[Data for this exercise]
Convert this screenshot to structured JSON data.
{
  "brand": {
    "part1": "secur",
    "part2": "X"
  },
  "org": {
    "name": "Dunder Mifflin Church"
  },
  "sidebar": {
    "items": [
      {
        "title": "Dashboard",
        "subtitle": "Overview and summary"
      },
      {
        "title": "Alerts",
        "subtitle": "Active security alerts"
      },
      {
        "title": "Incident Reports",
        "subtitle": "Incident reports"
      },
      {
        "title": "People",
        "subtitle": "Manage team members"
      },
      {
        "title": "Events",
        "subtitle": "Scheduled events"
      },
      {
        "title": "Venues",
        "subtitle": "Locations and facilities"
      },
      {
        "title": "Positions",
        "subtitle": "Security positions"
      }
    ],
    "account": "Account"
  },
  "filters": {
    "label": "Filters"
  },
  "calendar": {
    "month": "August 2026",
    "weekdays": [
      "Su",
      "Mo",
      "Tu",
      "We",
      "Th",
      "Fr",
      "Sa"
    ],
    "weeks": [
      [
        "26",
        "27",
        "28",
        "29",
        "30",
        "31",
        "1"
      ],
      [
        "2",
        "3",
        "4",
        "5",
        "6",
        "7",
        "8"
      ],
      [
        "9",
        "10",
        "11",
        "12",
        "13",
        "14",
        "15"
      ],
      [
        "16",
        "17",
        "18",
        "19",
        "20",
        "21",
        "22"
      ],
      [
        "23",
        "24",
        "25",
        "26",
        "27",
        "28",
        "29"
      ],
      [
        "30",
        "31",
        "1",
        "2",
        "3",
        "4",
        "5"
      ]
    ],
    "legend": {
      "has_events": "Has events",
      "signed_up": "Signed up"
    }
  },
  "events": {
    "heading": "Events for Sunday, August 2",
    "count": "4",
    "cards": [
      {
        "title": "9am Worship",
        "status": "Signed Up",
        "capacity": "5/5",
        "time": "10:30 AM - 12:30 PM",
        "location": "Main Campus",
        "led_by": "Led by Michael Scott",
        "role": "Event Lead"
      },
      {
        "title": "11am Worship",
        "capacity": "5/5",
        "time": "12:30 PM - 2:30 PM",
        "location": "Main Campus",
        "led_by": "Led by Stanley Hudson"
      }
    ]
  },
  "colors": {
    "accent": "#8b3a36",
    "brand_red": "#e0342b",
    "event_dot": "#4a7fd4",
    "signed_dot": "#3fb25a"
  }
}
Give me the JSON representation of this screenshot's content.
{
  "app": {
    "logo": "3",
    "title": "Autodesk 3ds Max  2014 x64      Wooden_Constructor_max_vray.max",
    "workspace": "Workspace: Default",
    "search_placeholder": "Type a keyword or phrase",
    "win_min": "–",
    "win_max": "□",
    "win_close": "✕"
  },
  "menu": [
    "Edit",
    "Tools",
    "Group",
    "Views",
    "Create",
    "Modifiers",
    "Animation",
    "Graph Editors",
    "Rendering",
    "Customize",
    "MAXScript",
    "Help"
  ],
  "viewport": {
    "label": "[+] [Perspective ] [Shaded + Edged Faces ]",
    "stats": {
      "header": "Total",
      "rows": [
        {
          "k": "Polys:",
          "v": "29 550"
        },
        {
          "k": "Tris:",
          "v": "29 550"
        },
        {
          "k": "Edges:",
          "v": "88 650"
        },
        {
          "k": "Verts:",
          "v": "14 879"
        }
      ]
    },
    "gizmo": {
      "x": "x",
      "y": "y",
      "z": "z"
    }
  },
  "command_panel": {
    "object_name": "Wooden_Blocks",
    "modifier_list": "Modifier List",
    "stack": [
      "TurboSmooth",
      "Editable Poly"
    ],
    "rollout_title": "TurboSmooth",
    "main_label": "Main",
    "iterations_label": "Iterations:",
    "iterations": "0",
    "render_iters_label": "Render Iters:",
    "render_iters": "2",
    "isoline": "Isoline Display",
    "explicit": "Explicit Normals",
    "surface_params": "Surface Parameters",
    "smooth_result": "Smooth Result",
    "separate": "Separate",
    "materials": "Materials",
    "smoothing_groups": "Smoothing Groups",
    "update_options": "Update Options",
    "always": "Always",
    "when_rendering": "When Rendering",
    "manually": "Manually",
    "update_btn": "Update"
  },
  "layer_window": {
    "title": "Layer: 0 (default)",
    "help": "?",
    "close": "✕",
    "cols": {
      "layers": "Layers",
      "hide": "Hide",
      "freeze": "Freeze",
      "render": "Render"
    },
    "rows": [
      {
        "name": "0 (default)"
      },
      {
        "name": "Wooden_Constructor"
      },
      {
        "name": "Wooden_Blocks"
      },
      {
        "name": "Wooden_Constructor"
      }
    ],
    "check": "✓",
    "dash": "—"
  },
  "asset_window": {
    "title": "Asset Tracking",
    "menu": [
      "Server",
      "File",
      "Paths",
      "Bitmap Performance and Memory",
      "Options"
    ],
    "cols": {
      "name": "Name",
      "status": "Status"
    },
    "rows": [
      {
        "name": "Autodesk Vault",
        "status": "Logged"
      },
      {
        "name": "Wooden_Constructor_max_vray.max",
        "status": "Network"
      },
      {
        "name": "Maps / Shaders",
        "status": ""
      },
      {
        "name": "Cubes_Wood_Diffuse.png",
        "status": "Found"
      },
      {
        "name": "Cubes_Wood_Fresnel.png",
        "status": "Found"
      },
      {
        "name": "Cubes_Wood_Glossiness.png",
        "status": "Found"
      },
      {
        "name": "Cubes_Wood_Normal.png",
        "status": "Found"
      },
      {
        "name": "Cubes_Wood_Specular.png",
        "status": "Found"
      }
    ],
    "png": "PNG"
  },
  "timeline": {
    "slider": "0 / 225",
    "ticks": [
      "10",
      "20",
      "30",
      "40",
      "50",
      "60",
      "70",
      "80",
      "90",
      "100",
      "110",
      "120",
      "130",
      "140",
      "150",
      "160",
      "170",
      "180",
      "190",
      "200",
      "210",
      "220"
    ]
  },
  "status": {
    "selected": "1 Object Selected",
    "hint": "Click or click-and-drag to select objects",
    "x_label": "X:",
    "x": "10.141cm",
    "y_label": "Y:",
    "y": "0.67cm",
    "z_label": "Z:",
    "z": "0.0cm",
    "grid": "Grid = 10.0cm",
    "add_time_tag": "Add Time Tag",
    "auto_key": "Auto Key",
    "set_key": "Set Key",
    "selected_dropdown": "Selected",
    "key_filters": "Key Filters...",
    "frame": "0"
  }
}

[Problem to solve] Write down every line of the data above that includes the string "Update".

[Final result]
    "update_options": "Update Options",
    "update_btn": "Update"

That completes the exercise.